>> Start PROVIDED DATA

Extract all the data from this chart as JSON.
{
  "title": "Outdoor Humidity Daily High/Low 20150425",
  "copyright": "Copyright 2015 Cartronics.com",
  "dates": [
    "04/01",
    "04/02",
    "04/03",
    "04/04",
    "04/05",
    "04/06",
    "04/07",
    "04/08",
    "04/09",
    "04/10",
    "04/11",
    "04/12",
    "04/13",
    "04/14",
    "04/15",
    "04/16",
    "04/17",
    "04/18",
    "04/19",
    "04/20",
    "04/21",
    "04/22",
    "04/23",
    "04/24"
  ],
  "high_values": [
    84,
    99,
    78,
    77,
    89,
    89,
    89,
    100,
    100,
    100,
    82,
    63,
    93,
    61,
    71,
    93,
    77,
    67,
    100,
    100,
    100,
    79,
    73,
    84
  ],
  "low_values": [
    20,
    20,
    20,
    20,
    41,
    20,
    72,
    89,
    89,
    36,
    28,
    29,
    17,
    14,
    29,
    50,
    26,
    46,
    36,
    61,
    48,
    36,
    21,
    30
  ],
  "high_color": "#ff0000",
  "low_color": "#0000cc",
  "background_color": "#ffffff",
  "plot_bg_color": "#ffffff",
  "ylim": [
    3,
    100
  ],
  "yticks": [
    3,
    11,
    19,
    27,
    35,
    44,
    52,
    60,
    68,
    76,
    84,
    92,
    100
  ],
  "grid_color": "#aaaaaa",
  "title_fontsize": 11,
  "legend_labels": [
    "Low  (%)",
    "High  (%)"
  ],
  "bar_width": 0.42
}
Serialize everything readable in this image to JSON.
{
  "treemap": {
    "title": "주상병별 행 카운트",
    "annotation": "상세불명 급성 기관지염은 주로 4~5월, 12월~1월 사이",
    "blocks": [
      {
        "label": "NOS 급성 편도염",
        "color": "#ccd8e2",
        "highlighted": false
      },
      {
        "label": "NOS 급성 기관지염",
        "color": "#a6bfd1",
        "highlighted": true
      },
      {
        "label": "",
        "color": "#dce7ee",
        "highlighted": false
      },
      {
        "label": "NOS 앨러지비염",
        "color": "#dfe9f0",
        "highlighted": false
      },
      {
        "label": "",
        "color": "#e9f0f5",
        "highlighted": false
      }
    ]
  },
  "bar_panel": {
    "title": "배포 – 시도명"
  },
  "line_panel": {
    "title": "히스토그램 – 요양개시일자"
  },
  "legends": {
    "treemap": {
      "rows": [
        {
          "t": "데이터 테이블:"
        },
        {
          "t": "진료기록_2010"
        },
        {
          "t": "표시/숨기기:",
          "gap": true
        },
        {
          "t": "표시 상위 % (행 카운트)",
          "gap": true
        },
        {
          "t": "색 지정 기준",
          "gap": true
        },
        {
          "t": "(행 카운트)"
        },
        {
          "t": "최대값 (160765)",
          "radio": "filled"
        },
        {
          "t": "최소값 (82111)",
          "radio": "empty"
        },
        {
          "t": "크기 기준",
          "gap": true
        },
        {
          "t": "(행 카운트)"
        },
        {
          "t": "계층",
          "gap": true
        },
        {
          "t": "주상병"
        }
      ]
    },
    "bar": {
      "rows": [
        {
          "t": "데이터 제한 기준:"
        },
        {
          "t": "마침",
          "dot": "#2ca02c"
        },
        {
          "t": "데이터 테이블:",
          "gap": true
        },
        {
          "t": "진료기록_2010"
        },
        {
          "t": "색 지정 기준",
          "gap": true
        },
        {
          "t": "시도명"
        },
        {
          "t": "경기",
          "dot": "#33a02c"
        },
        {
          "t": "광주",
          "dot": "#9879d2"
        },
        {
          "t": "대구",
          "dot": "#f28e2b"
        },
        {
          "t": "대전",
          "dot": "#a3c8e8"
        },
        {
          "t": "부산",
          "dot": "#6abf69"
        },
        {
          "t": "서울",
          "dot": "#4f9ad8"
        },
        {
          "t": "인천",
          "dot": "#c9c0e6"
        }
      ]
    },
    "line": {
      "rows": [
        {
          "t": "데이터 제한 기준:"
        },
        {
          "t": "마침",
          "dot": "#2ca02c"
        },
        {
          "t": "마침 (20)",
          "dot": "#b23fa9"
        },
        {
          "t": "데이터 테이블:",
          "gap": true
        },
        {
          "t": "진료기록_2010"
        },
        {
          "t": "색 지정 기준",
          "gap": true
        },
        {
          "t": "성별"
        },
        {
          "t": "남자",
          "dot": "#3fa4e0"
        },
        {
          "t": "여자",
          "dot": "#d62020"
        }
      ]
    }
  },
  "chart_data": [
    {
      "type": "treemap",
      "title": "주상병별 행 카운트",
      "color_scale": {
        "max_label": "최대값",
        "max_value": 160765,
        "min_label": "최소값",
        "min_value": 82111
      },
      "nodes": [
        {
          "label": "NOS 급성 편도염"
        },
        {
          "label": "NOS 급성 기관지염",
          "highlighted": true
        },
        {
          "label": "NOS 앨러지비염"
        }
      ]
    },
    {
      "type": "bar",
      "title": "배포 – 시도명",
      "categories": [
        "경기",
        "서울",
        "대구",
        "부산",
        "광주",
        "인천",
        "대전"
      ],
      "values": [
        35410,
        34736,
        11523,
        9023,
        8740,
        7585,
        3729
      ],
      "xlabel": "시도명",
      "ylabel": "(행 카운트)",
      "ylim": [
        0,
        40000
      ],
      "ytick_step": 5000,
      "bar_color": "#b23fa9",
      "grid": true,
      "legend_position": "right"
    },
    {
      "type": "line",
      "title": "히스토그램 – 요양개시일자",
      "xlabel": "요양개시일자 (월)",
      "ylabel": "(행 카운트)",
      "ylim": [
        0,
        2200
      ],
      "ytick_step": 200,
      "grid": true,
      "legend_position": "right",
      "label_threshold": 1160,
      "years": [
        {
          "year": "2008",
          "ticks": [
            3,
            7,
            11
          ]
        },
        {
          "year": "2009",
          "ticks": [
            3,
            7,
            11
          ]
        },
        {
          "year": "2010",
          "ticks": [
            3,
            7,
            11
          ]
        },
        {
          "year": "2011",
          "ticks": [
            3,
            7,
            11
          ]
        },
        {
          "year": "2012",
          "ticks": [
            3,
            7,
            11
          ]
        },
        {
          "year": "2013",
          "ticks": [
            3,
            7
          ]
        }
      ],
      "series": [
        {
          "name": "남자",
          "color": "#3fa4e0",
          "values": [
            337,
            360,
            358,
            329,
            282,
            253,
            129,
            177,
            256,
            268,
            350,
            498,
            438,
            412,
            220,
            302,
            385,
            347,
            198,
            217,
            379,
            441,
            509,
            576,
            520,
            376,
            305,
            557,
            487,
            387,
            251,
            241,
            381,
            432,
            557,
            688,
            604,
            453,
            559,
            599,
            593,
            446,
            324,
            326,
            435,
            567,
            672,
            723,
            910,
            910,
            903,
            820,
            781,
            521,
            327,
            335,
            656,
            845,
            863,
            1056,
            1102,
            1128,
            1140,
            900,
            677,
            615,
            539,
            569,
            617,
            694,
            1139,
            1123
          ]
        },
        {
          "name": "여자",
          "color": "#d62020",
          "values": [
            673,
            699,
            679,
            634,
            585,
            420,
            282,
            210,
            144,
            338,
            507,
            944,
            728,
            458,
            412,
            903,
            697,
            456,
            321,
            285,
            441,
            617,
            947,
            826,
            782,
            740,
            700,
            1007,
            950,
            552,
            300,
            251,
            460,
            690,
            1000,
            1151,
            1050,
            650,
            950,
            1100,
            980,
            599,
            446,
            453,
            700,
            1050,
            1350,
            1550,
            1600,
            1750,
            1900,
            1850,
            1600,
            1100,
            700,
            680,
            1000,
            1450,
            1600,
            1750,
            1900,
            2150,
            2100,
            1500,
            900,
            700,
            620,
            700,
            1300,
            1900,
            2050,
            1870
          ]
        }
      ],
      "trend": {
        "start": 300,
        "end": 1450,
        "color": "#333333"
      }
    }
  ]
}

>> End PROVIDED DATA

» TASK DESCRIPTION
Of the lines above, copy each that contains "요양개시일자".

» TASK OUTPUT
    "title": "히스토그램 – 요양개시일자"
      "title": "히스토그램 – 요양개시일자",
      "xlabel": "요양개시일자 (월)",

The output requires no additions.